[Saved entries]
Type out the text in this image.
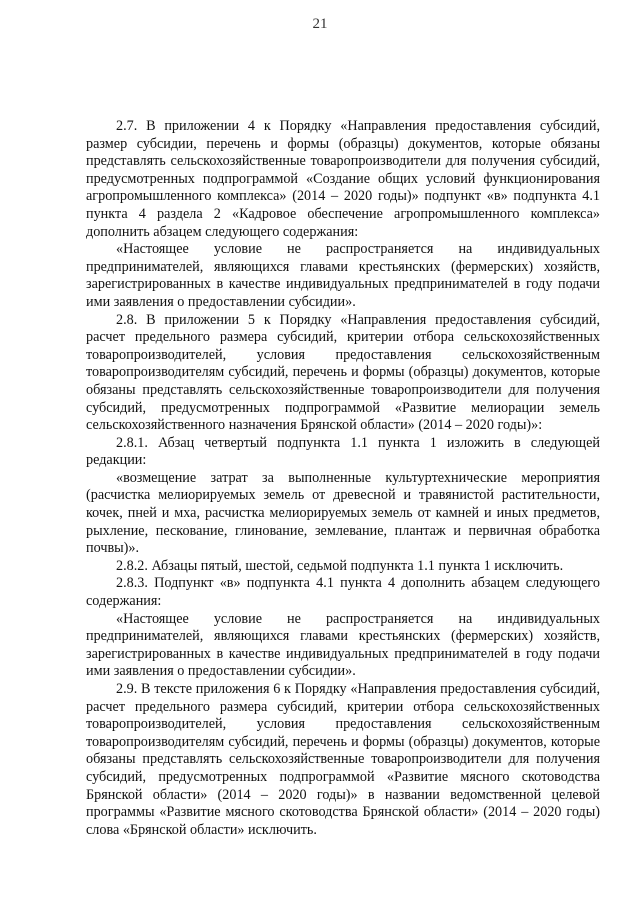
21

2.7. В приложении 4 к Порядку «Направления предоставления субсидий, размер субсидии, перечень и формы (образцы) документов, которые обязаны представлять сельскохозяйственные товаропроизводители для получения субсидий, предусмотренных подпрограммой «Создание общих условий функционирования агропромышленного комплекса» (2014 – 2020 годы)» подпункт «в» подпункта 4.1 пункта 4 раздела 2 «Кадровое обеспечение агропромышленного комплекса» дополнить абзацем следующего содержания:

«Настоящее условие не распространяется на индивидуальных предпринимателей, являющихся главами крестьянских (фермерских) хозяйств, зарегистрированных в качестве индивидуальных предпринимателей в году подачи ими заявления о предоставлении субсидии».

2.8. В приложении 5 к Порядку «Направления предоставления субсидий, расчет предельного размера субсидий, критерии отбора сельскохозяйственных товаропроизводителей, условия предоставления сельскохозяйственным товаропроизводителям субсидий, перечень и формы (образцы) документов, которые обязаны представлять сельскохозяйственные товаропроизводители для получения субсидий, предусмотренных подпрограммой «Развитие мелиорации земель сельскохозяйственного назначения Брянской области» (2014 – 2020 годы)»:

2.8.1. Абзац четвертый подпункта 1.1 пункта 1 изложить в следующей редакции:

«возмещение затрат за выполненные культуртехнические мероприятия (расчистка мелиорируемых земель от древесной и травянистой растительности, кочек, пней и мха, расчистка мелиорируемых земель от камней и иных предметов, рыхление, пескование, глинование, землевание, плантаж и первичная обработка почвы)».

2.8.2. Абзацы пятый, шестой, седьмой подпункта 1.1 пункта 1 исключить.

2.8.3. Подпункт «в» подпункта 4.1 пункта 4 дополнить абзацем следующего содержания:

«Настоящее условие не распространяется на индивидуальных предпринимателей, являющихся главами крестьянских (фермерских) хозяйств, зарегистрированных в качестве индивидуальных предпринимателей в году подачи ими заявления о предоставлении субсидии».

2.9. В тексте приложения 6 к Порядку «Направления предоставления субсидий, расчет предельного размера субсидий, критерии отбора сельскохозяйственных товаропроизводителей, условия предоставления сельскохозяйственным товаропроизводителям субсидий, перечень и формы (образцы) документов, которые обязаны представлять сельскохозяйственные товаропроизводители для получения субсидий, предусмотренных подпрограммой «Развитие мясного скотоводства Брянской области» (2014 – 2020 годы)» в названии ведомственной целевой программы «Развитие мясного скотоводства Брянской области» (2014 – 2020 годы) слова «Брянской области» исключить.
==
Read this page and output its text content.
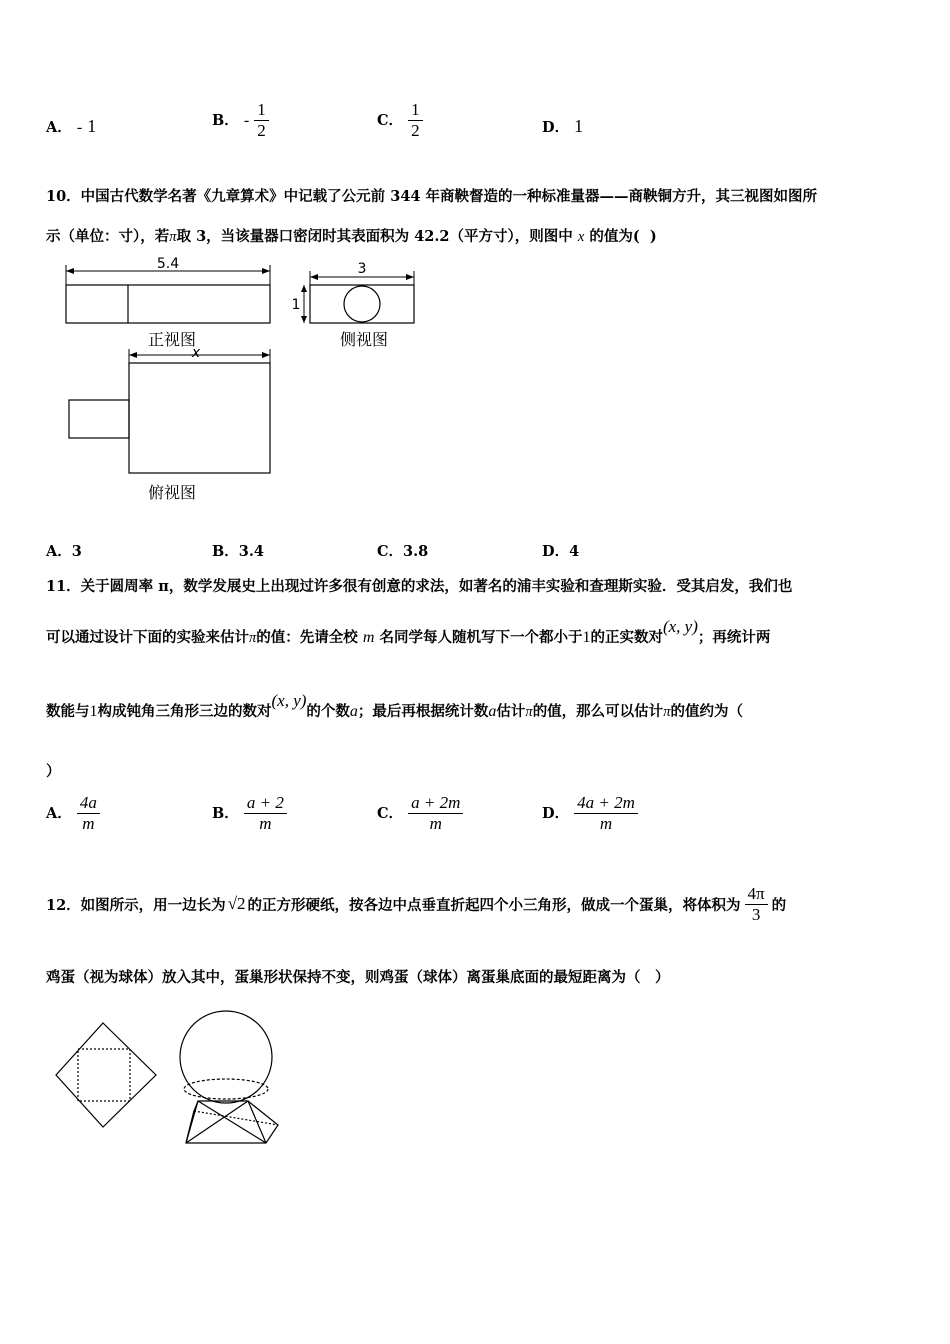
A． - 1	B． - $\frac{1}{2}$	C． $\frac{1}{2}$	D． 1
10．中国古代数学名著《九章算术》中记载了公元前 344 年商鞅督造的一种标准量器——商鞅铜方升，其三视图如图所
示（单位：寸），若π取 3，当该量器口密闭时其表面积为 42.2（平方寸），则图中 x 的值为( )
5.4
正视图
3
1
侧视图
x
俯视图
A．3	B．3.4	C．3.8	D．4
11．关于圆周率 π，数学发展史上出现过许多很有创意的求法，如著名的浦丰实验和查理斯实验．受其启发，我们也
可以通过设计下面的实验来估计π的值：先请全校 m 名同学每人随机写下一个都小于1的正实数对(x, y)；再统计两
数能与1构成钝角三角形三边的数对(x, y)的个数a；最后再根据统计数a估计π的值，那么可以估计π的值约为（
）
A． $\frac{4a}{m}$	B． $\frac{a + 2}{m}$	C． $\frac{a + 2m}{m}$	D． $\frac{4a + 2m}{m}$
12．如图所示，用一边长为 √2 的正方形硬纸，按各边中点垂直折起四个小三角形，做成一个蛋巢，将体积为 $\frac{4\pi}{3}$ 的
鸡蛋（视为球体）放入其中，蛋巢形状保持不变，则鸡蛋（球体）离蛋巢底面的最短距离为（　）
* * *
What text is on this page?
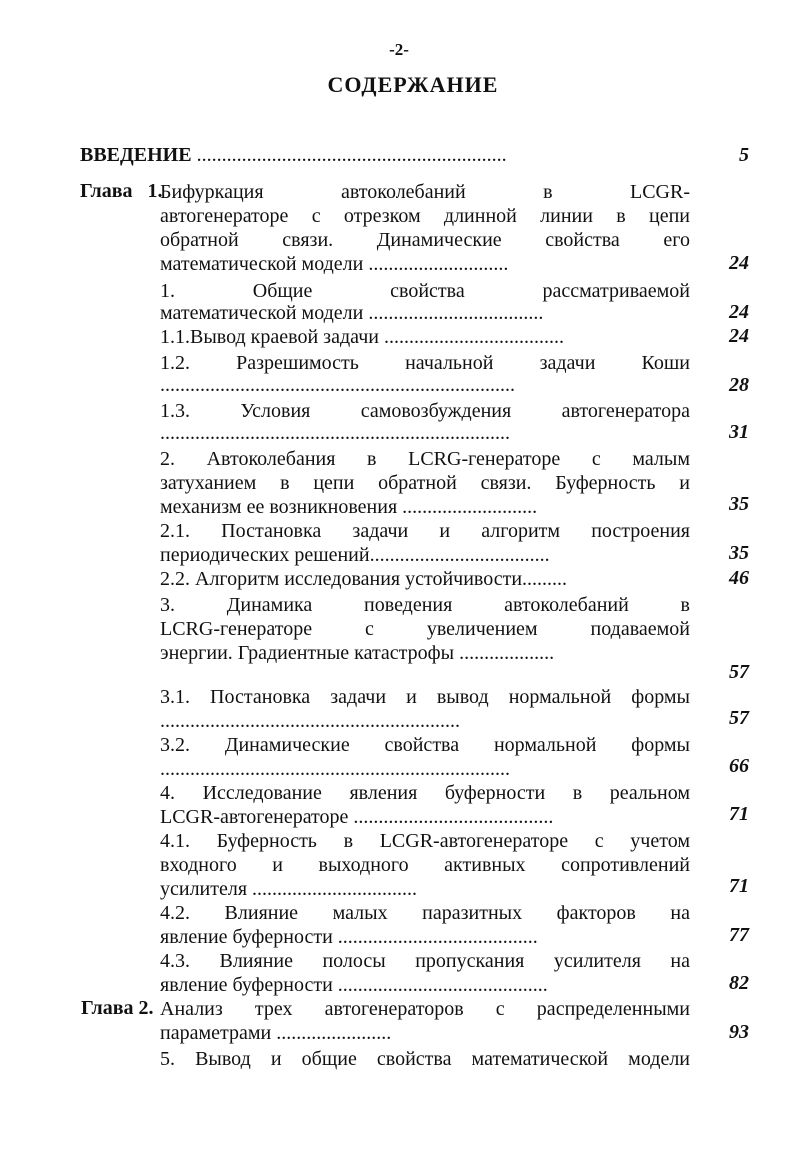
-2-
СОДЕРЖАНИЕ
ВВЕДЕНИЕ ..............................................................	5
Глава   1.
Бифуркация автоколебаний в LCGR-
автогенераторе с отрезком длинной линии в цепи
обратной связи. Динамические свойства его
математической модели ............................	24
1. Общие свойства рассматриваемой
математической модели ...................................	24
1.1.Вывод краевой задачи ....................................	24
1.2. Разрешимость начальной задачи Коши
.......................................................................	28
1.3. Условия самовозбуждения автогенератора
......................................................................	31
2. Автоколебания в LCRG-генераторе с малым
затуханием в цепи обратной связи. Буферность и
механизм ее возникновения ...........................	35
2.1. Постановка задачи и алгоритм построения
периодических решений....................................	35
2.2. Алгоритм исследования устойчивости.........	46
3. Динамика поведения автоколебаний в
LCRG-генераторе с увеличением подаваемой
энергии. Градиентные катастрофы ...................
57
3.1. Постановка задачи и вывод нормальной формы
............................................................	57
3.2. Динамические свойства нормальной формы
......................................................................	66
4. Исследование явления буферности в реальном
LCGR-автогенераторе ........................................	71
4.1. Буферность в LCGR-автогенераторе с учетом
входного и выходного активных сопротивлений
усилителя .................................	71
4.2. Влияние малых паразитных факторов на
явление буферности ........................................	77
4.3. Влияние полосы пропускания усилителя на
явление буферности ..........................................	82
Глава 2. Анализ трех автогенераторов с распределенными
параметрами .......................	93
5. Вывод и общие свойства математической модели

- The exercise: From the listing above, copy out each line where the word "расчет" appears.

- Exercise solution:
2.8. В приложении 5 к Порядку «Направления предоставления субсидий, расчет предельного размера субсидий, критерии отбора сельскохозяйственных товаропроизводителей, условия предоставления сельскохозяйственным товаропроизводителям субсидий, перечень и формы (образцы) документов, которые обязаны представлять сельскохозяйственные товаропроизводители для получения субсидий, предусмотренных подпрограммой «Развитие мелиорации земель сельскохозяйственного назначения Брянской области» (2014 – 2020 годы)»:
2.9. В тексте приложения 6 к Порядку «Направления предоставления субсидий, расчет предельного размера субсидий, критерии отбора сельскохозяйственных товаропроизводителей, условия предоставления сельскохозяйственным товаропроизводителям субсидий, перечень и формы (образцы) документов, которые обязаны представлять сельскохозяйственные товаропроизводители для получения субсидий, предусмотренных подпрограммой «Развитие мясного скотоводства Брянской области» (2014 – 2020 годы)» в названии ведомственной целевой программы «Развитие мясного скотоводства Брянской области» (2014 – 2020 годы) слова «Брянской области» исключить.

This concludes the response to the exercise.